→ YOUR TASK:
Transcribe the data in full and exactly, omitting any pictures.

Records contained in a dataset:
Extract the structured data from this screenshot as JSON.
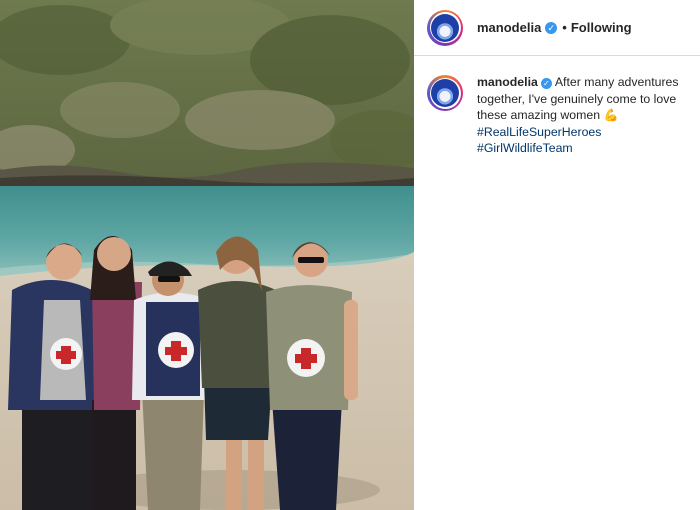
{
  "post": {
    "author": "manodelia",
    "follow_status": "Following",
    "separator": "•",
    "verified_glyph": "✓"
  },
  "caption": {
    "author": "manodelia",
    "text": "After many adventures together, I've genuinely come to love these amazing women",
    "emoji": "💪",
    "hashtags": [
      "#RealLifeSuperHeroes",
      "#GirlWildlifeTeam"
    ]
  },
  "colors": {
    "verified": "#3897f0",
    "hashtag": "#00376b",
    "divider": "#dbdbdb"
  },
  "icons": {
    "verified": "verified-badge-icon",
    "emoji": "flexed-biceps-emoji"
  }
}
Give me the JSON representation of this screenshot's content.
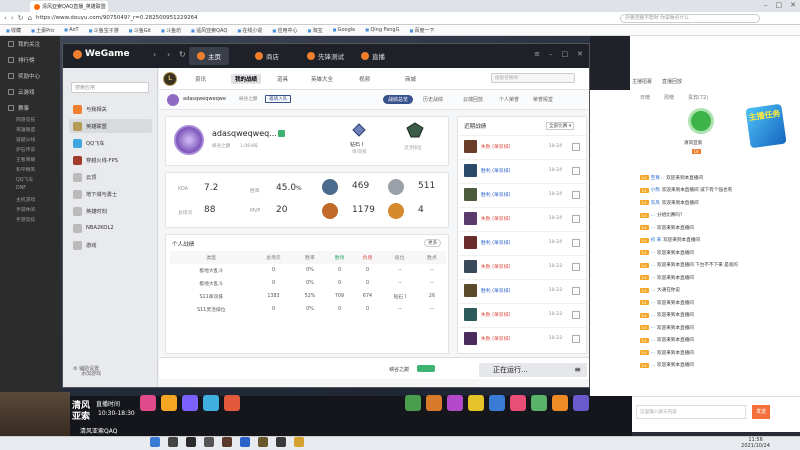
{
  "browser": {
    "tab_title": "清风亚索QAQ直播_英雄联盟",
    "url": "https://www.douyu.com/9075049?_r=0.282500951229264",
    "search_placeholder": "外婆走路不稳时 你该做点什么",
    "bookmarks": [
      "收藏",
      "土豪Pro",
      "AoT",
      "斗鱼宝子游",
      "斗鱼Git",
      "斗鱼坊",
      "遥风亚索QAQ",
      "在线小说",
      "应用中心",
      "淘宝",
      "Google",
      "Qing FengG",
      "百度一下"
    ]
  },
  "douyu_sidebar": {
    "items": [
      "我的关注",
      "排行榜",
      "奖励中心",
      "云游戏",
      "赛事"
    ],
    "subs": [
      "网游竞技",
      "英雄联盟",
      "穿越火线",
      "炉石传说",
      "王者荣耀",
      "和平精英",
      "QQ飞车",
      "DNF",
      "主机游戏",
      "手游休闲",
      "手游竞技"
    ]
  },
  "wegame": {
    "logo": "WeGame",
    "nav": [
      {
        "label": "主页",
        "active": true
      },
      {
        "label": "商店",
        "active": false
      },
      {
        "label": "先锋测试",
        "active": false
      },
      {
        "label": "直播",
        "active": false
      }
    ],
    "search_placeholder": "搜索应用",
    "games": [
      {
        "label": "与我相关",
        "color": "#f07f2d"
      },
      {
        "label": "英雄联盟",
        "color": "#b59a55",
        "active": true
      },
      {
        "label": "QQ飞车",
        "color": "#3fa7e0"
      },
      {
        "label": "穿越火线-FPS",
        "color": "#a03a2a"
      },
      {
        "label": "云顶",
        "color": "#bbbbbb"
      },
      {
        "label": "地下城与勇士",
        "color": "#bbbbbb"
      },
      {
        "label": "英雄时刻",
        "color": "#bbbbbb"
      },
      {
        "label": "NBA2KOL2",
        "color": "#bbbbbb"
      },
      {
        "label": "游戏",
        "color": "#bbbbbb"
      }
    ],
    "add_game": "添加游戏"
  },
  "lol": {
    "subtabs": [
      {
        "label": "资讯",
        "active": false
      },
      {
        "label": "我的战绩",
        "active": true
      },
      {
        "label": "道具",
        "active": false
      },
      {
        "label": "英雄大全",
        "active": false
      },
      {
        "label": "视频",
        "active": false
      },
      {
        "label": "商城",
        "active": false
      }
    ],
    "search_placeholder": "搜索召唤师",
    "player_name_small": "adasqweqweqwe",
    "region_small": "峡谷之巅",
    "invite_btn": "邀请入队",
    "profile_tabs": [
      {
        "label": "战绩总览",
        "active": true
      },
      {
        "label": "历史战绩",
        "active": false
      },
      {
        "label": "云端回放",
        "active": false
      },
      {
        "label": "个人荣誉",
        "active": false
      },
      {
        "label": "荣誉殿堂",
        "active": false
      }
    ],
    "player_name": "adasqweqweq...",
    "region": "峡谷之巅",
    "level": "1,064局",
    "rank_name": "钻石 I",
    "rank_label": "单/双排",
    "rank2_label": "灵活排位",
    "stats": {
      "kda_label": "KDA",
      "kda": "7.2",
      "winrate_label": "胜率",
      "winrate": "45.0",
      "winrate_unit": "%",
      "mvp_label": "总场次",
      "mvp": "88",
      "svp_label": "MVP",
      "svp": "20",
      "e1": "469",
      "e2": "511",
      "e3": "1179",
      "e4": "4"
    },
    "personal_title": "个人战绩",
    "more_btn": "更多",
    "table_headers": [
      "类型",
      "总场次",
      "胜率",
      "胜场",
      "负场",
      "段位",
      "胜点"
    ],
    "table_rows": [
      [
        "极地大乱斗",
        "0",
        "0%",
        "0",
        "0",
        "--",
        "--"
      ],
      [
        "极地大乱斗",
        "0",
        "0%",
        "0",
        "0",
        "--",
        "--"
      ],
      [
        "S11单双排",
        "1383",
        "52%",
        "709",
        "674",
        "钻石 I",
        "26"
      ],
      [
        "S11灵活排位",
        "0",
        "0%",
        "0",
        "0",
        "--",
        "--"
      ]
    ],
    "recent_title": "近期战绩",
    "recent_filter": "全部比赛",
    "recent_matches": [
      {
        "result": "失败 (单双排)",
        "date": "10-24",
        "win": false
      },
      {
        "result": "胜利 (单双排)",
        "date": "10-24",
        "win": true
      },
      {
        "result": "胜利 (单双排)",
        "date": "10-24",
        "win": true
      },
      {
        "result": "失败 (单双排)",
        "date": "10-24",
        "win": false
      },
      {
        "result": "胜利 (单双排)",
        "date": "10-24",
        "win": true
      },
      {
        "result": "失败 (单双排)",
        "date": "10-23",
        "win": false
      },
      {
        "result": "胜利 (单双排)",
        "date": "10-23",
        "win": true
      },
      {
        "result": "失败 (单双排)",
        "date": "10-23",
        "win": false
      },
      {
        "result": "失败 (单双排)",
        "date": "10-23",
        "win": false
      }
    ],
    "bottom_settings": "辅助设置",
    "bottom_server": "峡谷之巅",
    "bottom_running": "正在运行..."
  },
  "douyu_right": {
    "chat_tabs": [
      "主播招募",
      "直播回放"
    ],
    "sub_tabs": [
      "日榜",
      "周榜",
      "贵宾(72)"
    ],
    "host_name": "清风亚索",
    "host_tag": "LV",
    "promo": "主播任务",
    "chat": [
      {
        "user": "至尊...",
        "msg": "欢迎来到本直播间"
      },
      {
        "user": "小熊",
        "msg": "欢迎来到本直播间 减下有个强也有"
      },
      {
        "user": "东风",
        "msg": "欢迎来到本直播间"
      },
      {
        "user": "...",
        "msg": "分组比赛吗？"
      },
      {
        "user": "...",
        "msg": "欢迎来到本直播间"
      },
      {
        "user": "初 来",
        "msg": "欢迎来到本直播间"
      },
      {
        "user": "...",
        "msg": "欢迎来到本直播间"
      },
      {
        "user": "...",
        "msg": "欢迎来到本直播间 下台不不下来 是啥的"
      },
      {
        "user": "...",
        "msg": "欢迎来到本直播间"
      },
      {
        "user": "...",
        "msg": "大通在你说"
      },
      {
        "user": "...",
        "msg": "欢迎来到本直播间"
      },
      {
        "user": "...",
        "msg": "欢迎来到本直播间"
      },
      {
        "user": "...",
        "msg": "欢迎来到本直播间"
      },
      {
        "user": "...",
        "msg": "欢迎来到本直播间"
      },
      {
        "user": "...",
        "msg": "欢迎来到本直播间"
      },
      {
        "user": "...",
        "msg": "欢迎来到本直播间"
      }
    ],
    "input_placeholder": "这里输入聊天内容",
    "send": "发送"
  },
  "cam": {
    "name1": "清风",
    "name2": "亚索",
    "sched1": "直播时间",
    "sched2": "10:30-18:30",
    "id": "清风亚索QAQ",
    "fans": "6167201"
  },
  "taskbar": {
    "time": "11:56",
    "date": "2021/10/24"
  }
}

→ TASK SOLUTION:
Extract the structured data from this screenshot as JSON.
{
  "post": {
    "author": "manodelia",
    "follow_status": "Following",
    "separator": "•",
    "verified_glyph": "✓"
  },
  "caption": {
    "author": "manodelia",
    "text": "After many adventures together, I've genuinely come to love these amazing women",
    "emoji": "💪",
    "hashtags": [
      "#RealLifeSuperHeroes",
      "#GirlWildlifeTeam"
    ]
  },
  "colors": {
    "verified": "#3897f0",
    "hashtag": "#00376b",
    "divider": "#dbdbdb"
  },
  "icons": {
    "verified": "verified-badge-icon",
    "emoji": "flexed-biceps-emoji"
  }
}
Give me the JSON representation of this screenshot's content.
{
  "browser": {
    "tab_title": "清风亚索QAQ直播_英雄联盟",
    "url": "https://www.douyu.com/9075049?_r=0.282500951229264",
    "search_placeholder": "外婆走路不稳时 你该做点什么",
    "bookmarks": [
      "收藏",
      "土豪Pro",
      "AoT",
      "斗鱼宝子游",
      "斗鱼Git",
      "斗鱼坊",
      "遥风亚索QAQ",
      "在线小说",
      "应用中心",
      "淘宝",
      "Google",
      "Qing FengG",
      "百度一下"
    ]
  },
  "douyu_sidebar": {
    "items": [
      "我的关注",
      "排行榜",
      "奖励中心",
      "云游戏",
      "赛事"
    ],
    "subs": [
      "网游竞技",
      "英雄联盟",
      "穿越火线",
      "炉石传说",
      "王者荣耀",
      "和平精英",
      "QQ飞车",
      "DNF",
      "主机游戏",
      "手游休闲",
      "手游竞技"
    ]
  },
  "wegame": {
    "logo": "WeGame",
    "nav": [
      {
        "label": "主页",
        "active": true
      },
      {
        "label": "商店",
        "active": false
      },
      {
        "label": "先锋测试",
        "active": false
      },
      {
        "label": "直播",
        "active": false
      }
    ],
    "search_placeholder": "搜索应用",
    "games": [
      {
        "label": "与我相关",
        "color": "#f07f2d"
      },
      {
        "label": "英雄联盟",
        "color": "#b59a55",
        "active": true
      },
      {
        "label": "QQ飞车",
        "color": "#3fa7e0"
      },
      {
        "label": "穿越火线-FPS",
        "color": "#a03a2a"
      },
      {
        "label": "云顶",
        "color": "#bbbbbb"
      },
      {
        "label": "地下城与勇士",
        "color": "#bbbbbb"
      },
      {
        "label": "英雄时刻",
        "color": "#bbbbbb"
      },
      {
        "label": "NBA2KOL2",
        "color": "#bbbbbb"
      },
      {
        "label": "游戏",
        "color": "#bbbbbb"
      }
    ],
    "add_game": "添加游戏"
  },
  "lol": {
    "subtabs": [
      {
        "label": "资讯",
        "active": false
      },
      {
        "label": "我的战绩",
        "active": true
      },
      {
        "label": "道具",
        "active": false
      },
      {
        "label": "英雄大全",
        "active": false
      },
      {
        "label": "视频",
        "active": false
      },
      {
        "label": "商城",
        "active": false
      }
    ],
    "search_placeholder": "搜索召唤师",
    "player_name_small": "adasqweqweqwe",
    "region_small": "峡谷之巅",
    "invite_btn": "邀请入队",
    "profile_tabs": [
      {
        "label": "战绩总览",
        "active": true
      },
      {
        "label": "历史战绩",
        "active": false
      },
      {
        "label": "云端回放",
        "active": false
      },
      {
        "label": "个人荣誉",
        "active": false
      },
      {
        "label": "荣誉殿堂",
        "active": false
      }
    ],
    "player_name": "adasqweqweq...",
    "region": "峡谷之巅",
    "level": "1,064局",
    "rank_name": "钻石 I",
    "rank_label": "单/双排",
    "rank2_label": "灵活排位",
    "stats": {
      "kda_label": "KDA",
      "kda": "7.2",
      "winrate_label": "胜率",
      "winrate": "45.0",
      "winrate_unit": "%",
      "mvp_label": "总场次",
      "mvp": "88",
      "svp_label": "MVP",
      "svp": "20",
      "e1": "469",
      "e2": "511",
      "e3": "1179",
      "e4": "4"
    },
    "personal_title": "个人战绩",
    "more_btn": "更多",
    "table_headers": [
      "类型",
      "总场次",
      "胜率",
      "胜场",
      "负场",
      "段位",
      "胜点"
    ],
    "table_rows": [
      [
        "极地大乱斗",
        "0",
        "0%",
        "0",
        "0",
        "--",
        "--"
      ],
      [
        "极地大乱斗",
        "0",
        "0%",
        "0",
        "0",
        "--",
        "--"
      ],
      [
        "S11单双排",
        "1383",
        "52%",
        "709",
        "674",
        "钻石 I",
        "26"
      ],
      [
        "S11灵活排位",
        "0",
        "0%",
        "0",
        "0",
        "--",
        "--"
      ]
    ],
    "recent_title": "近期战绩",
    "recent_filter": "全部比赛",
    "recent_matches": [
      {
        "result": "失败 (单双排)",
        "date": "10-24",
        "win": false
      },
      {
        "result": "胜利 (单双排)",
        "date": "10-24",
        "win": true
      },
      {
        "result": "胜利 (单双排)",
        "date": "10-24",
        "win": true
      },
      {
        "result": "失败 (单双排)",
        "date": "10-24",
        "win": false
      },
      {
        "result": "胜利 (单双排)",
        "date": "10-24",
        "win": true
      },
      {
        "result": "失败 (单双排)",
        "date": "10-23",
        "win": false
      },
      {
        "result": "胜利 (单双排)",
        "date": "10-23",
        "win": true
      },
      {
        "result": "失败 (单双排)",
        "date": "10-23",
        "win": false
      },
      {
        "result": "失败 (单双排)",
        "date": "10-23",
        "win": false
      }
    ],
    "bottom_settings": "辅助设置",
    "bottom_server": "峡谷之巅",
    "bottom_running": "正在运行..."
  },
  "douyu_right": {
    "chat_tabs": [
      "主播招募",
      "直播回放"
    ],
    "sub_tabs": [
      "日榜",
      "周榜",
      "贵宾(72)"
    ],
    "host_name": "清风亚索",
    "host_tag": "LV",
    "promo": "主播任务",
    "chat": [
      {
        "user": "至尊...",
        "msg": "欢迎来到本直播间"
      },
      {
        "user": "小熊",
        "msg": "欢迎来到本直播间 减下有个强也有"
      },
      {
        "user": "东风",
        "msg": "欢迎来到本直播间"
      },
      {
        "user": "...",
        "msg": "分组比赛吗？"
      },
      {
        "user": "...",
        "msg": "欢迎来到本直播间"
      },
      {
        "user": "初 来",
        "msg": "欢迎来到本直播间"
      },
      {
        "user": "...",
        "msg": "欢迎来到本直播间"
      },
      {
        "user": "...",
        "msg": "欢迎来到本直播间 下台不不下来 是啥的"
      },
      {
        "user": "...",
        "msg": "欢迎来到本直播间"
      },
      {
        "user": "...",
        "msg": "大通在你说"
      },
      {
        "user": "...",
        "msg": "欢迎来到本直播间"
      },
      {
        "user": "...",
        "msg": "欢迎来到本直播间"
      },
      {
        "user": "...",
        "msg": "欢迎来到本直播间"
      },
      {
        "user": "...",
        "msg": "欢迎来到本直播间"
      },
      {
        "user": "...",
        "msg": "欢迎来到本直播间"
      },
      {
        "user": "...",
        "msg": "欢迎来到本直播间"
      }
    ],
    "input_placeholder": "这里输入聊天内容",
    "send": "发送"
  },
  "cam": {
    "name1": "清风",
    "name2": "亚索",
    "sched1": "直播时间",
    "sched2": "10:30-18:30",
    "id": "清风亚索QAQ",
    "fans": "6167201"
  },
  "taskbar": {
    "time": "11:56",
    "date": "2021/10/24"
  }
}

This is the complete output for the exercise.